[Start Dataset entries]

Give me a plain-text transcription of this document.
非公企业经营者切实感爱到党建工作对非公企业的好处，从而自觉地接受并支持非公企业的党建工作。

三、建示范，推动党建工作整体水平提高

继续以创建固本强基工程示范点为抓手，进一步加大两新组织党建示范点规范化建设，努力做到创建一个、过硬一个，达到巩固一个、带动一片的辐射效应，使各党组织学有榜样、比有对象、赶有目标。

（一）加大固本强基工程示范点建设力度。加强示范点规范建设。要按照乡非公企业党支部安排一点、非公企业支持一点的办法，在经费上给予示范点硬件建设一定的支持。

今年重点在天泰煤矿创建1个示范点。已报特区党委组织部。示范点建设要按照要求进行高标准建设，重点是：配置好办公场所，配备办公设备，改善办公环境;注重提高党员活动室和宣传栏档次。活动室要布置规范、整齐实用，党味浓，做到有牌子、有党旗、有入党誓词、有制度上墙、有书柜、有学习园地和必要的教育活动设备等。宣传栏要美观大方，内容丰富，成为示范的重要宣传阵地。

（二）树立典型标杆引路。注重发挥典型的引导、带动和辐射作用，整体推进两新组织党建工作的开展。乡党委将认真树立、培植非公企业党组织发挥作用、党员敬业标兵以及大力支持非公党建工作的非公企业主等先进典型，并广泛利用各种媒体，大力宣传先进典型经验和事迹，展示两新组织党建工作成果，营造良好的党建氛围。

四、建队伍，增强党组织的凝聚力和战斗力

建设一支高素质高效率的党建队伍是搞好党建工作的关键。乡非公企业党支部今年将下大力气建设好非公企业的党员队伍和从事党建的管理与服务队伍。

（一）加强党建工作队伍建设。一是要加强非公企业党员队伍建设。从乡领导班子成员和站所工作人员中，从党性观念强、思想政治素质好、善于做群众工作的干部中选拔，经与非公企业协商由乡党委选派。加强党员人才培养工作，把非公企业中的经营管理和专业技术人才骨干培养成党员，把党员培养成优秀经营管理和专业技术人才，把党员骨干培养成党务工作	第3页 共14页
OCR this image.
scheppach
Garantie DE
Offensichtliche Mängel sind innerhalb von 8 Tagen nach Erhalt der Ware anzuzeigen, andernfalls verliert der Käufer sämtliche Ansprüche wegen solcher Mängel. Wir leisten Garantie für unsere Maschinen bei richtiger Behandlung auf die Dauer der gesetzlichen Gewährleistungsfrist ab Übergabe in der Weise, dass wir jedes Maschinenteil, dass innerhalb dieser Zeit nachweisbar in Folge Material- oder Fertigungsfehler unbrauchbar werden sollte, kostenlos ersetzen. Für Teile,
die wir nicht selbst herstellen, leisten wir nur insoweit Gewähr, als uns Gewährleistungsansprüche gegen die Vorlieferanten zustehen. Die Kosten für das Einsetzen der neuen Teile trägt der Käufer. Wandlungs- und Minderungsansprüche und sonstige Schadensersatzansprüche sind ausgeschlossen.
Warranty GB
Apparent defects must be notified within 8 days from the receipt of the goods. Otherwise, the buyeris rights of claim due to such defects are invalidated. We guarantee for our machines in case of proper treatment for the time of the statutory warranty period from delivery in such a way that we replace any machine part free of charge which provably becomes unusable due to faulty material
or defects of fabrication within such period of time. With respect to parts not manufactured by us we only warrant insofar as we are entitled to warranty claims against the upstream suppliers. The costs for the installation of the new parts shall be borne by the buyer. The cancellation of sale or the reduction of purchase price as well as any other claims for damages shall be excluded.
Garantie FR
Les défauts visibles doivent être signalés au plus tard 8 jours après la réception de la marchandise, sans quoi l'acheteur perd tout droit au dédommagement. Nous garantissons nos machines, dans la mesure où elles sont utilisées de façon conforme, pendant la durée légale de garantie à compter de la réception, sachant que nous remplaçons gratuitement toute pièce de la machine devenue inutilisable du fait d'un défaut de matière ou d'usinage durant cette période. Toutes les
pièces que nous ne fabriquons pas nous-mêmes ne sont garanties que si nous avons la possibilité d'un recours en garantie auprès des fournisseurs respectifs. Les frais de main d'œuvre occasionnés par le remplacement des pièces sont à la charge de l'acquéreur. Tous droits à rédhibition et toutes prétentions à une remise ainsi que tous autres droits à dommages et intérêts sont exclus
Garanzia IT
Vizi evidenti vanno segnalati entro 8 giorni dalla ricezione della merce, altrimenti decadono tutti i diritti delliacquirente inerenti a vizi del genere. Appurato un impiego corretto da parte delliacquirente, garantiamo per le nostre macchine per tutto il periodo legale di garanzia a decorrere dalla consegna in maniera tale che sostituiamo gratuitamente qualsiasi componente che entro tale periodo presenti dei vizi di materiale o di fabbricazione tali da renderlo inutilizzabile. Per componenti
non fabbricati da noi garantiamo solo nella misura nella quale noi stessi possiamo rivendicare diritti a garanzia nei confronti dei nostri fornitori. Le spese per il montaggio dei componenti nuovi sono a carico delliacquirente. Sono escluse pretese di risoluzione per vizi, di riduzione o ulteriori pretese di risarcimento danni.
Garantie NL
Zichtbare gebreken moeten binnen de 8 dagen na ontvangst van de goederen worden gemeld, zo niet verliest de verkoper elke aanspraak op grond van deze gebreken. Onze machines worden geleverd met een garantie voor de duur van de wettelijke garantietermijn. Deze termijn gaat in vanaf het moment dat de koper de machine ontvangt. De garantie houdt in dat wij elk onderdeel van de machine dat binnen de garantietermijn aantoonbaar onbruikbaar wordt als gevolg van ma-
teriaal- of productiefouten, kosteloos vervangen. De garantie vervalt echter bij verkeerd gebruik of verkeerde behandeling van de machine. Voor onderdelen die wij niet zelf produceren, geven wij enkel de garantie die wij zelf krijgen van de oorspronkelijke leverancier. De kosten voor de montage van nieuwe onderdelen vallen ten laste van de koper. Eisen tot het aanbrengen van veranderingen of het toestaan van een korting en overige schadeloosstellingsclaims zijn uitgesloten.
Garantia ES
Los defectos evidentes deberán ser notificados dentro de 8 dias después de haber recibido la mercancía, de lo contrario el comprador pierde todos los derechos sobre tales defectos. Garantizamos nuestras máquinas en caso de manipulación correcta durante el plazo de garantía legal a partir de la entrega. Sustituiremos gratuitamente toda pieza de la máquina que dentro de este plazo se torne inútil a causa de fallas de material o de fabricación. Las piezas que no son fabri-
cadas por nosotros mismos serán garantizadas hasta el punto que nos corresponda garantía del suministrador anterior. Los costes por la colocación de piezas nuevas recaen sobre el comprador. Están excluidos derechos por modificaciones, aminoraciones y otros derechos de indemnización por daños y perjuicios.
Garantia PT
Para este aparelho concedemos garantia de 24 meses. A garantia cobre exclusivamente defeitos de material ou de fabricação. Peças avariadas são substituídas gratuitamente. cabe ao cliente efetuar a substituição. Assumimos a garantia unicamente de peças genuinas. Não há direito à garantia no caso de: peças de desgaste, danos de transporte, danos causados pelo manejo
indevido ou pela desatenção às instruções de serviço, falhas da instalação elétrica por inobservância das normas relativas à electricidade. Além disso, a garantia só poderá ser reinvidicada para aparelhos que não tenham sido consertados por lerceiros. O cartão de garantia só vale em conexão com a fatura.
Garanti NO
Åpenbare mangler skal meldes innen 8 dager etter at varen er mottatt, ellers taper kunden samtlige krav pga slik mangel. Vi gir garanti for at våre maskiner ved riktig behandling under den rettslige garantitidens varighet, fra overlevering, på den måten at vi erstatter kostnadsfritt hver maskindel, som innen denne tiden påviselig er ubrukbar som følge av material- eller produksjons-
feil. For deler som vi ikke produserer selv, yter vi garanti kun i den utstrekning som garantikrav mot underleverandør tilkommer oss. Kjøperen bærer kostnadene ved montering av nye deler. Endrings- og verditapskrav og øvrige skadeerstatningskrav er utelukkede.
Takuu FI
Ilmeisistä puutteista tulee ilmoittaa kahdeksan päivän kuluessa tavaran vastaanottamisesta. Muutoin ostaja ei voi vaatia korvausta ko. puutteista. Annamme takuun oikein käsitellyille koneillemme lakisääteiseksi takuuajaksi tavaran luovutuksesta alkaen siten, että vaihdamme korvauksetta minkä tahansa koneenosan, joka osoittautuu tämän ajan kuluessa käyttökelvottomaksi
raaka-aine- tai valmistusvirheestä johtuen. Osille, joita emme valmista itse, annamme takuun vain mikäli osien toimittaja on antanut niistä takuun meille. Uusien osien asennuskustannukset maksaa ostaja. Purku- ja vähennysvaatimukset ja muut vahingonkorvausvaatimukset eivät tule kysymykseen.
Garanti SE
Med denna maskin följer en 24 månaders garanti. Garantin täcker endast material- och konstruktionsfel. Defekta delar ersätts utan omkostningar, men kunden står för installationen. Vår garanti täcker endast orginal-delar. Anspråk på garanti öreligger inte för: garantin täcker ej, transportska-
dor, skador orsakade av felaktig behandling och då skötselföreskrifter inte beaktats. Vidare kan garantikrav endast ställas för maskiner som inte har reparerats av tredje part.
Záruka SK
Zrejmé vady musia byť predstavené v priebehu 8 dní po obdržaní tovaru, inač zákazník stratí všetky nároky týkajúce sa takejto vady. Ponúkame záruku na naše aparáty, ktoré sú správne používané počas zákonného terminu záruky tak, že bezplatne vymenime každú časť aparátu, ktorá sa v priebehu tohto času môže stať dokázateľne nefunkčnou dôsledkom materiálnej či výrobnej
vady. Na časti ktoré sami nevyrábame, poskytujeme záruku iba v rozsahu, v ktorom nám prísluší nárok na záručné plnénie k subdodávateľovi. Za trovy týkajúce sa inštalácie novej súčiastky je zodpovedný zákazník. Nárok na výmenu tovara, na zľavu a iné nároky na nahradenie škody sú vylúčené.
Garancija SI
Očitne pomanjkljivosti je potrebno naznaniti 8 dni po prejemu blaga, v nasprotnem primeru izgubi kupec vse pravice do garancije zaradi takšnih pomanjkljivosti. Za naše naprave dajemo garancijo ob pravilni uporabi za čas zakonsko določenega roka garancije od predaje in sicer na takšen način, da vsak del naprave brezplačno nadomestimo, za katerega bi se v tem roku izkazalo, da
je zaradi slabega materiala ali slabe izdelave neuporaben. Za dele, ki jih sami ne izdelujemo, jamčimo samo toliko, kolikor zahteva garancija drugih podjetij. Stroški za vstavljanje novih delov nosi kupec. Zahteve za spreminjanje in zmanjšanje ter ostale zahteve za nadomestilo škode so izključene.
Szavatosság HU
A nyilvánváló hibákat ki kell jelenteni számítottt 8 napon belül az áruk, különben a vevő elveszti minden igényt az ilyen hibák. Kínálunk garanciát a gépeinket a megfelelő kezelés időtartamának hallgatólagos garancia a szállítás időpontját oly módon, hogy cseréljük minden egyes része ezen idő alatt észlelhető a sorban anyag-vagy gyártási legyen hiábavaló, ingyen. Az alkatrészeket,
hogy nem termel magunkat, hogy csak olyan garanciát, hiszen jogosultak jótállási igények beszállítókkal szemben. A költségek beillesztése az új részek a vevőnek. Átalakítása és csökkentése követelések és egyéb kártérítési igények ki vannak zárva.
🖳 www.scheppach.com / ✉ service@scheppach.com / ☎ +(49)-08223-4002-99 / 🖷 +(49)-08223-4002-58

[End Dataset entries]

### Task objective
Give nothing but the count of lines in the listing above that hold the string "scheppach".

### Exercise output
2